• SET EXERCISE: Can all of these lines be returned exactly?

::::

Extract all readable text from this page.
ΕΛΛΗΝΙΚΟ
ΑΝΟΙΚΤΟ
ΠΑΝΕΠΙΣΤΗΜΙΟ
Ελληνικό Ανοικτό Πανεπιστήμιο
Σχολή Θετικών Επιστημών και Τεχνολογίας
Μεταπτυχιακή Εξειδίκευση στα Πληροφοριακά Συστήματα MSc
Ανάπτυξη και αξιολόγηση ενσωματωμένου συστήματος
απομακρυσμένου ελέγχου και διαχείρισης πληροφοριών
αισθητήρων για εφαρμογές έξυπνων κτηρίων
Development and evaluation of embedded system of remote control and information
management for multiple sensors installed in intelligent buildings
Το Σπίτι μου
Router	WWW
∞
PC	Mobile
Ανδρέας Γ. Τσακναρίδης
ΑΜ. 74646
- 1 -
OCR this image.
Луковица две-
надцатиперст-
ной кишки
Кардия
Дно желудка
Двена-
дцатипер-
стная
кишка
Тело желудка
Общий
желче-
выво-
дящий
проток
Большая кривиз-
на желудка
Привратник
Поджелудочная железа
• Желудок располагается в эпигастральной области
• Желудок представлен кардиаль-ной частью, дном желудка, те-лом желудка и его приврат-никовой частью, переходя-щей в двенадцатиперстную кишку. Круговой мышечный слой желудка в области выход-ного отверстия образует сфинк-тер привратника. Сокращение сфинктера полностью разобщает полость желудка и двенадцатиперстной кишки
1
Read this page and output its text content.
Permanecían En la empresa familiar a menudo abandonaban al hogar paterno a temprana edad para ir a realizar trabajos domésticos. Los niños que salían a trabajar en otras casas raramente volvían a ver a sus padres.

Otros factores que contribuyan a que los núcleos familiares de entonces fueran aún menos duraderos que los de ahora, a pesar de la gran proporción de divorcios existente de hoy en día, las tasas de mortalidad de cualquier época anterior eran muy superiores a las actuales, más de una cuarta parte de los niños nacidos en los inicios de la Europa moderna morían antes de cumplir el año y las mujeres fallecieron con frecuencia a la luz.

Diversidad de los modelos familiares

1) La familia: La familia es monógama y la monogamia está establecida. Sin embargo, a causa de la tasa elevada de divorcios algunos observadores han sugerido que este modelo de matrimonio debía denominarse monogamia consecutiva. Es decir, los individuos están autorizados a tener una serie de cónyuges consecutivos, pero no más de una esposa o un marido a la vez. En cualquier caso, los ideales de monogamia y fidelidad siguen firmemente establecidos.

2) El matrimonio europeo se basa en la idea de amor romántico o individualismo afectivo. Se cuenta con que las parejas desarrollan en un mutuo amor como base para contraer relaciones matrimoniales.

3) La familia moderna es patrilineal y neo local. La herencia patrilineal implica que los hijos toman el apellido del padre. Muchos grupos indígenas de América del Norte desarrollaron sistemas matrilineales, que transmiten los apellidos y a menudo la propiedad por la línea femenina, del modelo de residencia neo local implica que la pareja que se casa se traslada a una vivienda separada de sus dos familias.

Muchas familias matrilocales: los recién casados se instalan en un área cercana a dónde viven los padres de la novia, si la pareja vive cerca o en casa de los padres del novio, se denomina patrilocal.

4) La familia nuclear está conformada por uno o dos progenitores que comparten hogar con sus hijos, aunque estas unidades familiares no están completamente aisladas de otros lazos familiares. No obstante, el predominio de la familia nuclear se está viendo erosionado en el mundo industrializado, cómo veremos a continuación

::::

• PROBLEM SOLUTION:
Extract all readable text from this page.
ΕΛΛΗΝΙΚΟ
ΑΝΟΙΚΤΟ
ΠΑΝΕΠΙΣΤΗΜΙΟ
Ελληνικό Ανοικτό Πανεπιστήμιο
Σχολή Θετικών Επιστημών και Τεχνολογίας
Μεταπτυχιακή Εξειδίκευση στα Πληροφοριακά Συστήματα MSc
Ανάπτυξη και αξιολόγηση ενσωματωμένου συστήματος
απομακρυσμένου ελέγχου και διαχείρισης πληροφοριών
αισθητήρων για εφαρμογές έξυπνων κτηρίων
Development and evaluation of embedded system of remote control and information
management for multiple sensors installed in intelligent buildings
Το Σπίτι μου
Router	WWW
∞
PC	Mobile
Ανδρέας Γ. Τσακναρίδης
ΑΜ. 74646
- 1 -
OCR this image.
Луковица две-
надцатиперст-
ной кишки
Кардия
Дно желудка
Двена-
дцатипер-
стная
кишка
Тело желудка
Общий
желче-
выво-
дящий
проток
Большая кривиз-
на желудка
Привратник
Поджелудочная железа
• Желудок располагается в эпигастральной области
• Желудок представлен кардиаль-ной частью, дном желудка, те-лом желудка и его приврат-никовой частью, переходя-щей в двенадцатиперстную кишку. Круговой мышечный слой желудка в области выход-ного отверстия образует сфинк-тер привратника. Сокращение сфинктера полностью разобщает полость желудка и двенадцатиперстной кишки
1
Read this page and output its text content.
Permanecían En la empresa familiar a menudo abandonaban al hogar paterno a temprana edad para ir a realizar trabajos domésticos. Los niños que salían a trabajar en otras casas raramente volvían a ver a sus padres.

Otros factores que contribuyan a que los núcleos familiares de entonces fueran aún menos duraderos que los de ahora, a pesar de la gran proporción de divorcios existente de hoy en día, las tasas de mortalidad de cualquier época anterior eran muy superiores a las actuales, más de una cuarta parte de los niños nacidos en los inicios de la Europa moderna morían antes de cumplir el año y las mujeres fallecieron con frecuencia a la luz.

Diversidad de los modelos familiares

1) La familia: La familia es monógama y la monogamia está establecida. Sin embargo, a causa de la tasa elevada de divorcios algunos observadores han sugerido que este modelo de matrimonio debía denominarse monogamia consecutiva. Es decir, los individuos están autorizados a tener una serie de cónyuges consecutivos, pero no más de una esposa o un marido a la vez. En cualquier caso, los ideales de monogamia y fidelidad siguen firmemente establecidos.

2) El matrimonio europeo se basa en la idea de amor romántico o individualismo afectivo. Se cuenta con que las parejas desarrollan en un mutuo amor como base para contraer relaciones matrimoniales.

3) La familia moderna es patrilineal y neo local. La herencia patrilineal implica que los hijos toman el apellido del padre. Muchos grupos indígenas de América del Norte desarrollaron sistemas matrilineales, que transmiten los apellidos y a menudo la propiedad por la línea femenina, del modelo de residencia neo local implica que la pareja que se casa se traslada a una vivienda separada de sus dos familias.

Muchas familias matrilocales: los recién casados se instalan en un área cercana a dónde viven los padres de la novia, si la pareja vive cerca o en casa de los padres del novio, se denomina patrilocal.

4) La familia nuclear está conformada por uno o dos progenitores que comparten hogar con sus hijos, aunque estas unidades familiares no están completamente aisladas de otros lazos familiares. No obstante, el predominio de la familia nuclear se está viendo erosionado en el mundo industrializado, cómo veremos a continuación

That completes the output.